■ **THE DATA**:
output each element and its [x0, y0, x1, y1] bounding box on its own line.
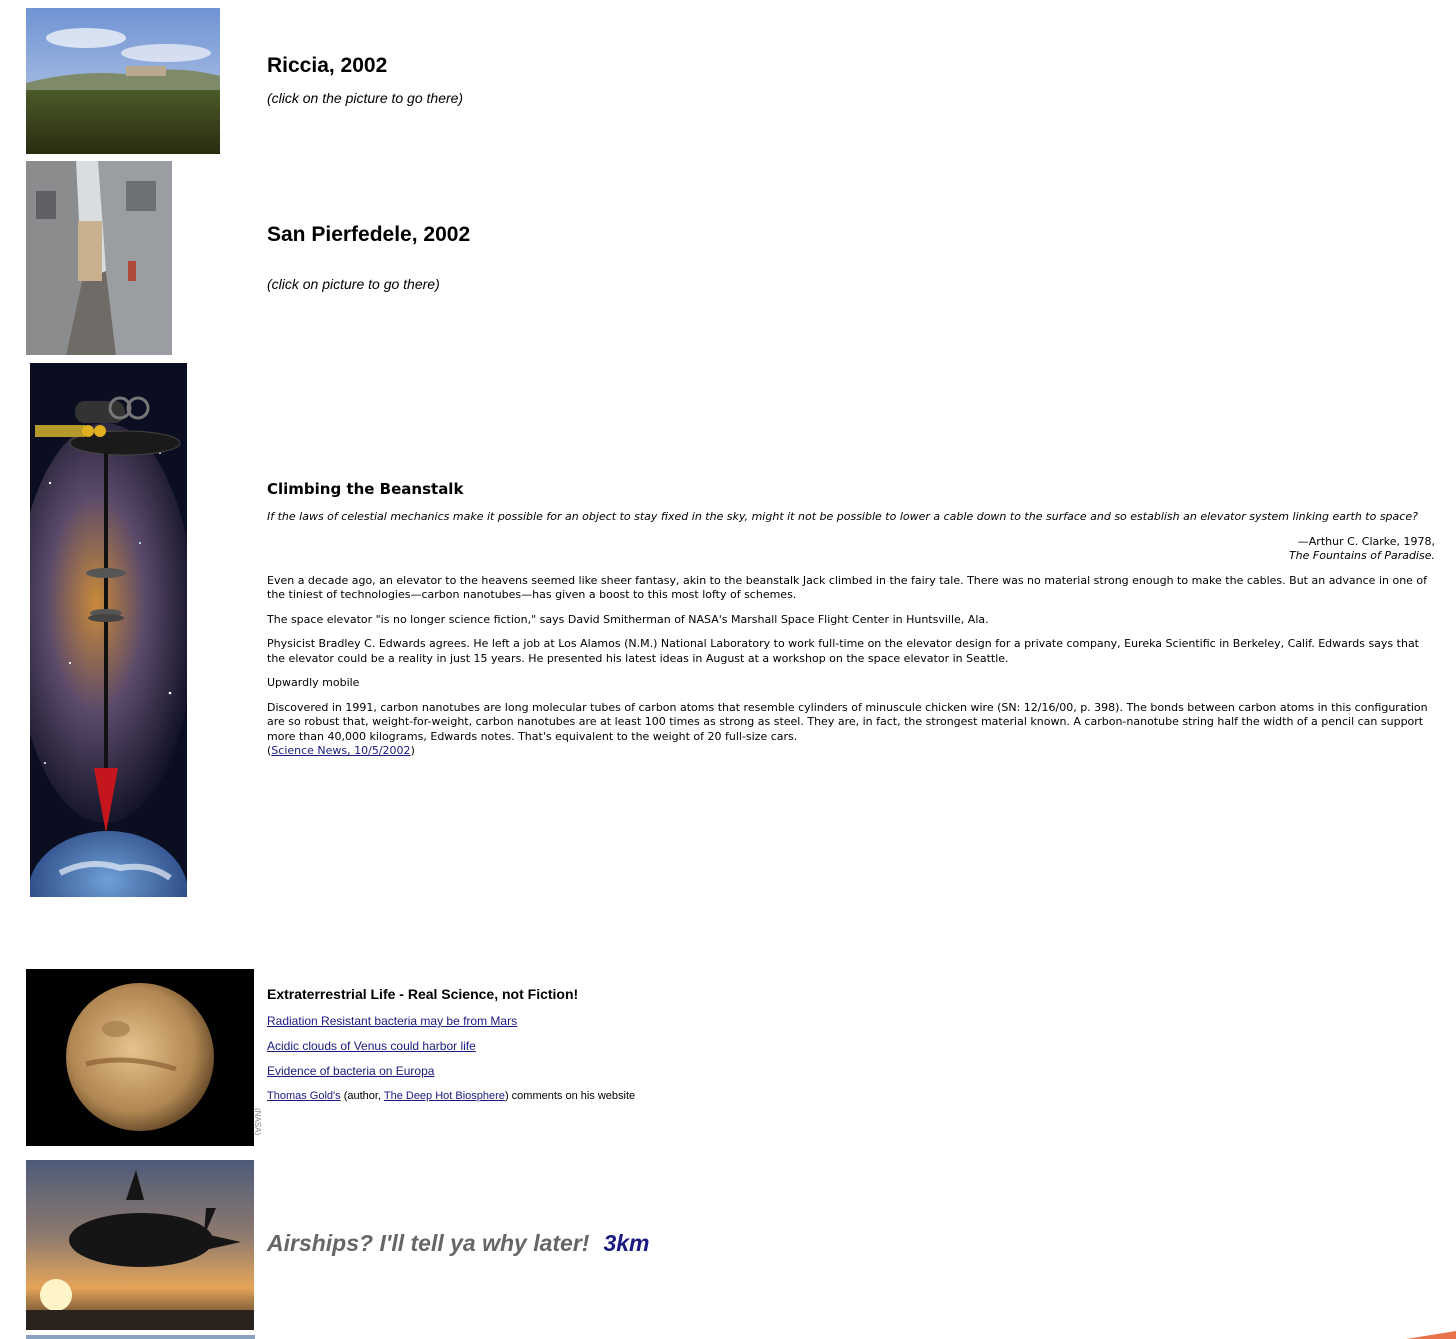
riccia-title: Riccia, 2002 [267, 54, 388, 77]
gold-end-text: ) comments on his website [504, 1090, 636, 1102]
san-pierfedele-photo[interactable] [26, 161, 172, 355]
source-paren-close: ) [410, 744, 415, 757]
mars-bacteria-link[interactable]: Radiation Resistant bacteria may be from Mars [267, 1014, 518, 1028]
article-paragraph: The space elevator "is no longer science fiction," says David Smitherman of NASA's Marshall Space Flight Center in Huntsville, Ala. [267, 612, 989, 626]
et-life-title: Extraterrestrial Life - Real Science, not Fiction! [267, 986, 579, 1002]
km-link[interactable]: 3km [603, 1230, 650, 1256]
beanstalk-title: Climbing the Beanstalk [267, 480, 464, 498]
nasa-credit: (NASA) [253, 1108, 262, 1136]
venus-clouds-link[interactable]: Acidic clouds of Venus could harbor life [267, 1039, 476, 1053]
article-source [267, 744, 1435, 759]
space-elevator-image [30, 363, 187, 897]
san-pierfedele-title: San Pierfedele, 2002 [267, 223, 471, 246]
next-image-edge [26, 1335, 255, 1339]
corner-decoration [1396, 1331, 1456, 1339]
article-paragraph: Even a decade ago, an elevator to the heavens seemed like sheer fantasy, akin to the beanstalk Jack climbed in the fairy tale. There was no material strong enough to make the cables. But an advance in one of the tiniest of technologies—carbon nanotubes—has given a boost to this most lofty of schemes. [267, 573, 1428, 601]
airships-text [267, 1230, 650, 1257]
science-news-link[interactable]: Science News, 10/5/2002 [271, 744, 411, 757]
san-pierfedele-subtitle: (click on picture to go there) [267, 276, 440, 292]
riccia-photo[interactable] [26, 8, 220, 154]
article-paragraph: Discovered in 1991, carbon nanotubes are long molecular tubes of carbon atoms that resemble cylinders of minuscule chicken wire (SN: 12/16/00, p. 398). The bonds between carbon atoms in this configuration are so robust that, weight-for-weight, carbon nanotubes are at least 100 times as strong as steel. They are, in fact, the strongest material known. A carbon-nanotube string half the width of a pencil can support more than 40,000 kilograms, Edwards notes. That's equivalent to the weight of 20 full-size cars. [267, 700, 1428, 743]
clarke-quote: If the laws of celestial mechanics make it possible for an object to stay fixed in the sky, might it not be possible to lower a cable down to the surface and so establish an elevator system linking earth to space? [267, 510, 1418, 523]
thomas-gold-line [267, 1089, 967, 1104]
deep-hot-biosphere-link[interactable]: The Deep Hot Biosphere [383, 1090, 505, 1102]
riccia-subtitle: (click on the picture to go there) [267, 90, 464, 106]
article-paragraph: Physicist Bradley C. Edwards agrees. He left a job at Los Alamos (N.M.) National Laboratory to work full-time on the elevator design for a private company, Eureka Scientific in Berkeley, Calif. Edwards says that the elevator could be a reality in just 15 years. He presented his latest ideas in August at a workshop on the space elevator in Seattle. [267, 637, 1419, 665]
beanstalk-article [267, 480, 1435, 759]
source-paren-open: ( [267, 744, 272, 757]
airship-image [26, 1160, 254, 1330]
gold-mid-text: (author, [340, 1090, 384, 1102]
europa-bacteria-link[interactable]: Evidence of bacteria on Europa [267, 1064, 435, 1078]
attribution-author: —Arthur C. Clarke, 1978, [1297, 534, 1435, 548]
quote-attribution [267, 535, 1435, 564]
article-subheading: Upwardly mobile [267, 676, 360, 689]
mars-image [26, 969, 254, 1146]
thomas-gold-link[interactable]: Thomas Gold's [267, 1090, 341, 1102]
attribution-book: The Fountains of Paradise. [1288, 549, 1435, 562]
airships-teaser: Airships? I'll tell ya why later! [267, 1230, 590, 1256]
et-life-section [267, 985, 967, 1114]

■ **TRY IT**:
The response has to be an exact copy of all the data, pictures excluded.

■ **YOUR SOLUTION**:
output each element and its [x0, y0, x1, y1] bounding box on its own line.
riccia-title: Riccia, 2002 [267, 54, 388, 77]
gold-end-text: ) comments on his website [504, 1090, 636, 1102]
san-pierfedele-photo[interactable] [26, 161, 172, 355]
source-paren-close: ) [410, 744, 415, 757]
mars-bacteria-link[interactable]: Radiation Resistant bacteria may be from Mars [267, 1014, 518, 1028]
article-paragraph: The space elevator "is no longer science fiction," says David Smitherman of NASA's Marshall Space Flight Center in Huntsville, Ala. [267, 612, 989, 626]
et-life-title: Extraterrestrial Life - Real Science, not Fiction! [267, 986, 579, 1002]
km-link[interactable]: 3km [603, 1230, 650, 1256]
beanstalk-title: Climbing the Beanstalk [267, 480, 464, 498]
nasa-credit: (NASA) [253, 1108, 262, 1136]
venus-clouds-link[interactable]: Acidic clouds of Venus could harbor life [267, 1039, 476, 1053]
article-source [267, 744, 1435, 759]
space-elevator-image [30, 363, 187, 897]
san-pierfedele-title: San Pierfedele, 2002 [267, 223, 471, 246]
next-image-edge [26, 1335, 255, 1339]
corner-decoration [1396, 1331, 1456, 1339]
article-paragraph: Even a decade ago, an elevator to the heavens seemed like sheer fantasy, akin to the beanstalk Jack climbed in the fairy tale. There was no material strong enough to make the cables. But an advance in one of the tiniest of technologies—carbon nanotubes—has given a boost to this most lofty of schemes. [267, 573, 1428, 601]
airships-text [267, 1230, 650, 1257]
science-news-link[interactable]: Science News, 10/5/2002 [271, 744, 411, 757]
san-pierfedele-subtitle: (click on picture to go there) [267, 276, 440, 292]
riccia-photo[interactable] [26, 8, 220, 154]
article-paragraph: Discovered in 1991, carbon nanotubes are long molecular tubes of carbon atoms that resemble cylinders of minuscule chicken wire (SN: 12/16/00, p. 398). The bonds between carbon atoms in this configuration are so robust that, weight-for-weight, carbon nanotubes are at least 100 times as strong as steel. They are, in fact, the strongest material known. A carbon-nanotube string half the width of a pencil can support more than 40,000 kilograms, Edwards notes. That's equivalent to the weight of 20 full-size cars. [267, 700, 1428, 743]
clarke-quote: If the laws of celestial mechanics make it possible for an object to stay fixed in the sky, might it not be possible to lower a cable down to the surface and so establish an elevator system linking earth to space? [267, 510, 1418, 523]
thomas-gold-line [267, 1089, 967, 1104]
deep-hot-biosphere-link[interactable]: The Deep Hot Biosphere [383, 1090, 505, 1102]
riccia-subtitle: (click on the picture to go there) [267, 90, 464, 106]
article-paragraph: Physicist Bradley C. Edwards agrees. He left a job at Los Alamos (N.M.) National Laboratory to work full-time on the elevator design for a private company, Eureka Scientific in Berkeley, Calif. Edwards says that the elevator could be a reality in just 15 years. He presented his latest ideas in August at a workshop on the space elevator in Seattle. [267, 637, 1419, 665]
beanstalk-article [267, 480, 1435, 759]
source-paren-open: ( [267, 744, 272, 757]
airship-image [26, 1160, 254, 1330]
gold-mid-text: (author, [340, 1090, 384, 1102]
europa-bacteria-link[interactable]: Evidence of bacteria on Europa [267, 1064, 435, 1078]
attribution-author: —Arthur C. Clarke, 1978, [1297, 534, 1435, 548]
quote-attribution [267, 535, 1435, 564]
article-subheading: Upwardly mobile [267, 676, 360, 689]
mars-image [26, 969, 254, 1146]
thomas-gold-link[interactable]: Thomas Gold's [267, 1090, 341, 1102]
attribution-book: The Fountains of Paradise. [1288, 549, 1435, 562]
airships-teaser: Airships? I'll tell ya why later! [267, 1230, 590, 1256]
et-life-section [267, 985, 967, 1114]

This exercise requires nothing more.